_Exercise instructions:_
Emit only the lines from the line containing "Convert this document image to plain text." through the last line of the entries, unchanged.

━━━━━━

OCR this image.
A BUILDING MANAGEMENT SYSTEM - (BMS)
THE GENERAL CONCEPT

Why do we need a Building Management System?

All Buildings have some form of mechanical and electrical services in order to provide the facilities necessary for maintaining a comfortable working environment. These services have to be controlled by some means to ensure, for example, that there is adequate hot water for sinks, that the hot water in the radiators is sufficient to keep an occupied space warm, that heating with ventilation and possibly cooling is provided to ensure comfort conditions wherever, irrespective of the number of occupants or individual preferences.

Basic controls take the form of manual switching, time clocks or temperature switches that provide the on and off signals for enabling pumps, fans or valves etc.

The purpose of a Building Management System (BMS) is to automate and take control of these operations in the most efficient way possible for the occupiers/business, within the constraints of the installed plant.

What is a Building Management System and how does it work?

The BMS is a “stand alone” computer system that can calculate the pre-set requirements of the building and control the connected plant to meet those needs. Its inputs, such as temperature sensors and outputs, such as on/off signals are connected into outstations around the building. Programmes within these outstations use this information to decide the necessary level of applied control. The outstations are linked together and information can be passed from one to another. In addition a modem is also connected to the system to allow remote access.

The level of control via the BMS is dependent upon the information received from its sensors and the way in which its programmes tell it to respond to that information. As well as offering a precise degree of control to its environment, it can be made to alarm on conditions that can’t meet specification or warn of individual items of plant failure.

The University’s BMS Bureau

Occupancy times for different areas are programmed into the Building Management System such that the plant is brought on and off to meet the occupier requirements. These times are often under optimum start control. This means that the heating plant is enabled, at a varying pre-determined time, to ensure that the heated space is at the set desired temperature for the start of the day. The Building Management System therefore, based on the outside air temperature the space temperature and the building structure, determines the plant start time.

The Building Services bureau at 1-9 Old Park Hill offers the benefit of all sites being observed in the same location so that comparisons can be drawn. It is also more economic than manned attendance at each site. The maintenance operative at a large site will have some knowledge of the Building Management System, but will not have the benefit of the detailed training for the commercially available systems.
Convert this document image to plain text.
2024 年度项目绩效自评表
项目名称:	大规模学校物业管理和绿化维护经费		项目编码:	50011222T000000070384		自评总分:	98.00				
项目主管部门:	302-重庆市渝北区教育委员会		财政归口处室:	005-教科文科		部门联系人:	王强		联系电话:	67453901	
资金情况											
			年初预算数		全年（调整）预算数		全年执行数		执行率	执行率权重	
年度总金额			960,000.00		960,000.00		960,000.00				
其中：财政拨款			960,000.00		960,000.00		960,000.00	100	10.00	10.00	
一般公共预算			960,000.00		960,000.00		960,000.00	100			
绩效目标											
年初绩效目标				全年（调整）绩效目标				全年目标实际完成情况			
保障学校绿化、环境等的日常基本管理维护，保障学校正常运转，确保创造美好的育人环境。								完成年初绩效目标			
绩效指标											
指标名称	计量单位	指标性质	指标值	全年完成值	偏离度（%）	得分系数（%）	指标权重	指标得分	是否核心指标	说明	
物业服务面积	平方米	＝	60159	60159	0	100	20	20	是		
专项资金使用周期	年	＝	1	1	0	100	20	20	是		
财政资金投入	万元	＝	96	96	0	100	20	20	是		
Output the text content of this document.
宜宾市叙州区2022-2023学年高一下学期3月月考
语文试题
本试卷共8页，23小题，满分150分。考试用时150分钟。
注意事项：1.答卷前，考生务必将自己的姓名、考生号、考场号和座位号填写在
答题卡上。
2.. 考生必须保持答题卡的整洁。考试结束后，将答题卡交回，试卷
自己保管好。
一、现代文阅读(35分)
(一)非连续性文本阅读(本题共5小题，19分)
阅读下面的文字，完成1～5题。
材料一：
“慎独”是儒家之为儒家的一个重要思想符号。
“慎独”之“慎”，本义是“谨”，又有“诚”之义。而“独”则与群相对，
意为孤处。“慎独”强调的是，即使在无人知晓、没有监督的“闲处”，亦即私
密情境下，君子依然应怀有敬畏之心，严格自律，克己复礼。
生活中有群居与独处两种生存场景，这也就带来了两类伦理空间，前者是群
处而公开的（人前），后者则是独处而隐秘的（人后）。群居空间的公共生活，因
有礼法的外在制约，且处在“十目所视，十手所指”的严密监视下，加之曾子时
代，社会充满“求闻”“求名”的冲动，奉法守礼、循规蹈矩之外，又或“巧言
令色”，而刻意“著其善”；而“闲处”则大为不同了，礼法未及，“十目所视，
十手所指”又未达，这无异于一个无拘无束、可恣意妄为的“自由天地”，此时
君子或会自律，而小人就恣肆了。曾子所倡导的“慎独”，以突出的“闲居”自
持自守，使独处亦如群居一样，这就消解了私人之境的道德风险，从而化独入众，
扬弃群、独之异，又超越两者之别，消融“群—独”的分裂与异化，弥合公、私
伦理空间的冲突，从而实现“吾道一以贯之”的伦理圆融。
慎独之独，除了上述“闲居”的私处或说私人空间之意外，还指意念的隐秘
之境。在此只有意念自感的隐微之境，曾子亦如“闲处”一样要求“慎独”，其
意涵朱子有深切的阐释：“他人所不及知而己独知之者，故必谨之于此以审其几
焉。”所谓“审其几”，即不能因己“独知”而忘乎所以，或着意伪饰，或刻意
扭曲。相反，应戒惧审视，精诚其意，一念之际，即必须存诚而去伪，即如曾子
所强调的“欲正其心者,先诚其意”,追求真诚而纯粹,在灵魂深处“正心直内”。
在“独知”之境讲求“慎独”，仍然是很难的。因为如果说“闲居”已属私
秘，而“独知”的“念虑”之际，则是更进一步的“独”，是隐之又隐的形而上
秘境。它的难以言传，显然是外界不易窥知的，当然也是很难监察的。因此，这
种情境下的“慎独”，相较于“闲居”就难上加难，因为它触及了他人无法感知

━━━━━━

_Exercise result:_
Convert this document image to plain text.
2024 年度项目绩效自评表
项目名称:	大规模学校物业管理和绿化维护经费		项目编码:	50011222T000000070384		自评总分:	98.00				
项目主管部门:	302-重庆市渝北区教育委员会		财政归口处室:	005-教科文科		部门联系人:	王强		联系电话:	67453901	
资金情况											
			年初预算数		全年（调整）预算数		全年执行数		执行率	执行率权重	
年度总金额			960,000.00		960,000.00		960,000.00				
其中：财政拨款			960,000.00		960,000.00		960,000.00	100	10.00	10.00	
一般公共预算			960,000.00		960,000.00		960,000.00	100			
绩效目标											
年初绩效目标				全年（调整）绩效目标				全年目标实际完成情况			
保障学校绿化、环境等的日常基本管理维护，保障学校正常运转，确保创造美好的育人环境。								完成年初绩效目标			
绩效指标											
指标名称	计量单位	指标性质	指标值	全年完成值	偏离度（%）	得分系数（%）	指标权重	指标得分	是否核心指标	说明	
物业服务面积	平方米	＝	60159	60159	0	100	20	20	是		
专项资金使用周期	年	＝	1	1	0	100	20	20	是		
财政资金投入	万元	＝	96	96	0	100	20	20	是		
Output the text content of this document.
宜宾市叙州区2022-2023学年高一下学期3月月考
语文试题
本试卷共8页，23小题，满分150分。考试用时150分钟。
注意事项：1.答卷前，考生务必将自己的姓名、考生号、考场号和座位号填写在
答题卡上。
2.. 考生必须保持答题卡的整洁。考试结束后，将答题卡交回，试卷
自己保管好。
一、现代文阅读(35分)
(一)非连续性文本阅读(本题共5小题，19分)
阅读下面的文字，完成1～5题。
材料一：
“慎独”是儒家之为儒家的一个重要思想符号。
“慎独”之“慎”，本义是“谨”，又有“诚”之义。而“独”则与群相对，
意为孤处。“慎独”强调的是，即使在无人知晓、没有监督的“闲处”，亦即私
密情境下，君子依然应怀有敬畏之心，严格自律，克己复礼。
生活中有群居与独处两种生存场景，这也就带来了两类伦理空间，前者是群
处而公开的（人前），后者则是独处而隐秘的（人后）。群居空间的公共生活，因
有礼法的外在制约，且处在“十目所视，十手所指”的严密监视下，加之曾子时
代，社会充满“求闻”“求名”的冲动，奉法守礼、循规蹈矩之外，又或“巧言
令色”，而刻意“著其善”；而“闲处”则大为不同了，礼法未及，“十目所视，
十手所指”又未达，这无异于一个无拘无束、可恣意妄为的“自由天地”，此时
君子或会自律，而小人就恣肆了。曾子所倡导的“慎独”，以突出的“闲居”自
持自守，使独处亦如群居一样，这就消解了私人之境的道德风险，从而化独入众，
扬弃群、独之异，又超越两者之别，消融“群—独”的分裂与异化，弥合公、私
伦理空间的冲突，从而实现“吾道一以贯之”的伦理圆融。
慎独之独，除了上述“闲居”的私处或说私人空间之意外，还指意念的隐秘
之境。在此只有意念自感的隐微之境，曾子亦如“闲处”一样要求“慎独”，其
意涵朱子有深切的阐释：“他人所不及知而己独知之者，故必谨之于此以审其几
焉。”所谓“审其几”，即不能因己“独知”而忘乎所以，或着意伪饰，或刻意
扭曲。相反，应戒惧审视，精诚其意，一念之际，即必须存诚而去伪，即如曾子
所强调的“欲正其心者,先诚其意”,追求真诚而纯粹,在灵魂深处“正心直内”。
在“独知”之境讲求“慎独”，仍然是很难的。因为如果说“闲居”已属私
秘，而“独知”的“念虑”之际，则是更进一步的“独”，是隐之又隐的形而上
秘境。它的难以言传，显然是外界不易窥知的，当然也是很难监察的。因此，这
种情境下的“慎独”，相较于“闲居”就难上加难，因为它触及了他人无法感知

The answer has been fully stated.